◆ **Short problem**: Output all of the data below exactly as given.

◆ **Dataset rows**:
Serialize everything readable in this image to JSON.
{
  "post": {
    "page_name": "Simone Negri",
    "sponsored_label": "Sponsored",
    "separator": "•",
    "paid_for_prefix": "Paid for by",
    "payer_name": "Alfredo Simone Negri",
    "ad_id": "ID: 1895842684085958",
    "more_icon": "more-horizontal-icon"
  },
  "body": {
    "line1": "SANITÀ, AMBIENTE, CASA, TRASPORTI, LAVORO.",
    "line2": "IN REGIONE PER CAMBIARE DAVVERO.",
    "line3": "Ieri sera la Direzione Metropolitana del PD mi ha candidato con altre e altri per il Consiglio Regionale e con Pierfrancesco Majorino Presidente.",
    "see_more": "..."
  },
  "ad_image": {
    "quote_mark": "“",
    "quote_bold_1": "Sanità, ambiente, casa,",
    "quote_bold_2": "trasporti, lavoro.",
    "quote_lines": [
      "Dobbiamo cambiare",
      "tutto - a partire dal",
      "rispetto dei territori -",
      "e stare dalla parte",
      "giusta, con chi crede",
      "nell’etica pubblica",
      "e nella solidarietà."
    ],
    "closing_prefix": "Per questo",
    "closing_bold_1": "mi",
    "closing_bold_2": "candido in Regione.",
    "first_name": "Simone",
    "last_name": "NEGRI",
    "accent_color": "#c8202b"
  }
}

◆ **Finished task**:
Serialize everything readable in this image to JSON.
{
  "post": {
    "page_name": "Simone Negri",
    "sponsored_label": "Sponsored",
    "separator": "•",
    "paid_for_prefix": "Paid for by",
    "payer_name": "Alfredo Simone Negri",
    "ad_id": "ID: 1895842684085958",
    "more_icon": "more-horizontal-icon"
  },
  "body": {
    "line1": "SANITÀ, AMBIENTE, CASA, TRASPORTI, LAVORO.",
    "line2": "IN REGIONE PER CAMBIARE DAVVERO.",
    "line3": "Ieri sera la Direzione Metropolitana del PD mi ha candidato con altre e altri per il Consiglio Regionale e con Pierfrancesco Majorino Presidente.",
    "see_more": "..."
  },
  "ad_image": {
    "quote_mark": "“",
    "quote_bold_1": "Sanità, ambiente, casa,",
    "quote_bold_2": "trasporti, lavoro.",
    "quote_lines": [
      "Dobbiamo cambiare",
      "tutto - a partire dal",
      "rispetto dei territori -",
      "e stare dalla parte",
      "giusta, con chi crede",
      "nell’etica pubblica",
      "e nella solidarietà."
    ],
    "closing_prefix": "Per questo",
    "closing_bold_1": "mi",
    "closing_bold_2": "candido in Regione.",
    "first_name": "Simone",
    "last_name": "NEGRI",
    "accent_color": "#c8202b"
  }
}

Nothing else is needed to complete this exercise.